::: GIVEN DATA
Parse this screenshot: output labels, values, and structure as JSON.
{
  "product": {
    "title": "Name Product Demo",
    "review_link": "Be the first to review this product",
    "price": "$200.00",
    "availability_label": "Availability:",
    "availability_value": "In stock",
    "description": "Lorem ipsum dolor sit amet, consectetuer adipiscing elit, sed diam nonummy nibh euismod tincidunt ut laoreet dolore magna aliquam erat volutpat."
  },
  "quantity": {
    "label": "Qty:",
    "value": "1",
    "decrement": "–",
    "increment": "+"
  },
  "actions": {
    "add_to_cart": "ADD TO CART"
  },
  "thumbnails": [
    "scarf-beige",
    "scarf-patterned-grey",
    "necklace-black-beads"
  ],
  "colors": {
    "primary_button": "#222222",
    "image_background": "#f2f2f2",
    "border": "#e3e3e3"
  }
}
::::::
§ SHORT PROBLEM:
The records above should be repeated in full, exactly as given.

§ EXERCISE RESULT:
Parse this screenshot: output labels, values, and structure as JSON.
{
  "product": {
    "title": "Name Product Demo",
    "review_link": "Be the first to review this product",
    "price": "$200.00",
    "availability_label": "Availability:",
    "availability_value": "In stock",
    "description": "Lorem ipsum dolor sit amet, consectetuer adipiscing elit, sed diam nonummy nibh euismod tincidunt ut laoreet dolore magna aliquam erat volutpat."
  },
  "quantity": {
    "label": "Qty:",
    "value": "1",
    "decrement": "–",
    "increment": "+"
  },
  "actions": {
    "add_to_cart": "ADD TO CART"
  },
  "thumbnails": [
    "scarf-beige",
    "scarf-patterned-grey",
    "necklace-black-beads"
  ],
  "colors": {
    "primary_button": "#222222",
    "image_background": "#f2f2f2",
    "border": "#e3e3e3"
  }
}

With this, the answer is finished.